- _EXCERPT TO READ_:
This is my last Mourning After of 2021, and in some ways it feels like the first. Not that we’ve been running in place, so much as we sprinted around the track and ended up back where we started. Which is how Jerry Seinfeld described horse racing, I guess. “We were just here! What was the rush?!”
The stories all seem the same. The NHL and NBA seasons are a mess and we can’t really figure out how representative they are. Maybe we’ll know in February or March. We have crowds again, which we didn’t in January of 2021. But now you see crowds at sporting events, when they actually take place, and the only thing you can think is, “Is that really a good idea?” Or maybe, “Boy that probably won’t last too much longer.”
We still have organizations trying to see what they can get away with. Just yesterday, the IIHF had to cancel the World Juniors, which they tried to force through thanks to the TV contract they have for it. That didn’t stop them from canceling all other events in January, including the women’s U-18s for a second straight year. That doesn’t mean the IIHF took every precaution they could to make sure the tournament went off smoothly. The players weren’t bubbled, which meant the US and Czech squads were sharing a hotel with the general public, including a wedding reception. And this is in Alberta, which is something of the Florida of Canada (Canada actually has a couple Floridas, but Alberta is the biggest at least when it comes to handling Covid as their policy has basically boiled down to “fuck it”)
The NBA and NFL wanted to shorten isolation periods for their players that test positive, and then the CDC coincidentally (or not) went along with that. Did any of them have people’s health top of mind? Or was it to keep industry running as close to normal as they could? Those NFL playoffs are just a couple weeks away now.
All of it kind of leaves a lot of fans watching sports from a feeling of distance. You watch NBA, NHL, or even Premier League games at the moment, teams stripped down to the bare bones or whatever they could find outside the arena or gathering guys up from the local Y and wonder what it is exactly you’re watching. It’s not what you’re accustomed to, that’s for sure. It’s the same feeling as watching games in empty buildings. What is this, exactly? It feels like an impersonation of the game you’ve come for. A facsimile.

- _DATA FOR ANALYSIS_:

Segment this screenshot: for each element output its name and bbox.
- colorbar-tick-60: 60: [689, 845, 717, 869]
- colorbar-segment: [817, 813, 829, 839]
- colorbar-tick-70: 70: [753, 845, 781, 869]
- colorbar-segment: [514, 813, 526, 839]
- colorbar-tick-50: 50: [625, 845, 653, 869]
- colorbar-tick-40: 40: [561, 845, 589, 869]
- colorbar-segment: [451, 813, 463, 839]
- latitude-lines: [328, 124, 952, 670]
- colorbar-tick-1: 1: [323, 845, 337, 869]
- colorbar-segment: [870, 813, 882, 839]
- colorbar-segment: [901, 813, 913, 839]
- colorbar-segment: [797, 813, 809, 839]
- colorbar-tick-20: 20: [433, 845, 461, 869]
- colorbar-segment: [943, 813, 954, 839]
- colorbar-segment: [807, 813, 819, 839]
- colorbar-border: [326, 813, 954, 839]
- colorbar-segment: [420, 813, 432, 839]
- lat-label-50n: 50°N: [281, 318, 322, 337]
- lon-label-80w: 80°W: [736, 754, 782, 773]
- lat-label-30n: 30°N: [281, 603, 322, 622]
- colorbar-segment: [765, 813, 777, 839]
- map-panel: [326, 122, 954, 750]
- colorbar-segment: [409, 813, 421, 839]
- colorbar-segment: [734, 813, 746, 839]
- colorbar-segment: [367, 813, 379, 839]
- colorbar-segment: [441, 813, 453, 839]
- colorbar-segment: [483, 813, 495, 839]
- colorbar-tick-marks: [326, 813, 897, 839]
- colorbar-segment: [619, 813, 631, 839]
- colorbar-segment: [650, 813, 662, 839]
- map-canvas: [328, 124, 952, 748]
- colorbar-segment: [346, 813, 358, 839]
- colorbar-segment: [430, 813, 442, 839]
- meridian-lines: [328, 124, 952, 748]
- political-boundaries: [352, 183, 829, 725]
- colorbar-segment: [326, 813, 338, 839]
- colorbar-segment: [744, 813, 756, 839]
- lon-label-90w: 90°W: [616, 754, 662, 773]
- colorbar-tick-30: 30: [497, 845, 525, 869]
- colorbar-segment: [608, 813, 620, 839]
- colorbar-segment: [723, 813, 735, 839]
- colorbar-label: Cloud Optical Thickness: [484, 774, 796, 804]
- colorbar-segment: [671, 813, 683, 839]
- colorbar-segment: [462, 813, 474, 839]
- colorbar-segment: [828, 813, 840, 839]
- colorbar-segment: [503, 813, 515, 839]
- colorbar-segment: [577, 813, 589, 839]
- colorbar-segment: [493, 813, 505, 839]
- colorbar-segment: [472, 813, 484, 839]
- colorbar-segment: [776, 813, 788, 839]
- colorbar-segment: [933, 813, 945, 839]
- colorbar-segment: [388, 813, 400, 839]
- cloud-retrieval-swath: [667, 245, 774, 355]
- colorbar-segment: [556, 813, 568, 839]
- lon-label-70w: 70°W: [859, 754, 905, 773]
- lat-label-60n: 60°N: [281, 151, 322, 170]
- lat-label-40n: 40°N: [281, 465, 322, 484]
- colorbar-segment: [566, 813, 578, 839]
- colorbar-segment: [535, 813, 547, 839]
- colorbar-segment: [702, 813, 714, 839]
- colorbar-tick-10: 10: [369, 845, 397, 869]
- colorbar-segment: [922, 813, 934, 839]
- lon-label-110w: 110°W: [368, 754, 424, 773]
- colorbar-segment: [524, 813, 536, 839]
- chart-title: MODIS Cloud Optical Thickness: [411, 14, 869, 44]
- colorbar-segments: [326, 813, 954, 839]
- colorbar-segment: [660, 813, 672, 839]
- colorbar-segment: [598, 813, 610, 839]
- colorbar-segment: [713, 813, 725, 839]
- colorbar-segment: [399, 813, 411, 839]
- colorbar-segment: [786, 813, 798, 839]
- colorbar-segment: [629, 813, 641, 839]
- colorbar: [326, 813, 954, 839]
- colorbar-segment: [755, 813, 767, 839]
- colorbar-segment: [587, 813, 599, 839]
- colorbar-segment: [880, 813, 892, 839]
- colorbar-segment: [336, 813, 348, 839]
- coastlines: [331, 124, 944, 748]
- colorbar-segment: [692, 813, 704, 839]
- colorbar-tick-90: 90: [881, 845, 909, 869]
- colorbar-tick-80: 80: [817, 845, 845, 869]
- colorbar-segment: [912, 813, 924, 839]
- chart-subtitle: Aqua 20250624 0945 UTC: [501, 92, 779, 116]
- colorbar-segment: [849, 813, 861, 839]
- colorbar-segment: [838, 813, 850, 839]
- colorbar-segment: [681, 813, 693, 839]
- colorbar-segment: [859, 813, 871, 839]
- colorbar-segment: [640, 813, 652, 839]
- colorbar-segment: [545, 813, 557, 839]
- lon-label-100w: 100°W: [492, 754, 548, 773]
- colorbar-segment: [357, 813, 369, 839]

- _PROBLEMS TO SOLVE_:
1) In the column on sports during Covid, which two national squads shared a hotel with the general public?
2) Continue the column on sports during Covid, picking up after its final sentence.

- _RESPONSES TO THE TASKS_:
1) The US and Czech squads.

2)
We wonder how these leagues will make up the games, and whether the schedules will still feel “real” with whatever method they come up with. There are NHL teams that have seven or eight games to make up. They can’t cram all of those in the now vacant Olympic break. Will the playoffs be warped when this is all said and done?
It’s more frustrating because it felt like we got to breathe the fresh air for just a second there, somewhere over the summer. Felt like we might have had a glimpse of what it would be like when this was all over. And now it feels we’re basically back at the start again (though vaccines actually mean we’re a fair distance from the start).
The problem at the base of it is that it’s hard to watch and talk about sports when you can’t escape the feeling that they shouldn’t be happening. I wanted to get excited about yet another Bulls tonking of the Hawks last night, but one can’t ignore how ravaged the Hawks roster is, and that people probably shouldn’t be gathering at the UC right now, and it’s hard to gauge what it meant in the long run, both in terms of the standings and society as a whole.
Hopefully this latest spike will fall faster than previous ones, as some have speculated it might. Hopefully we’ll get back to watching sports and it feels natural again, instead of having it yanked from out beneath our feet again and falling into yet another bear trap. But it gets harder to buy in this time around as it was last time.
Anyway, Happy New Year to you all. Thanks for reading. Hopefully 2022 brings us the time where we don’t have to discuss this shit any longer.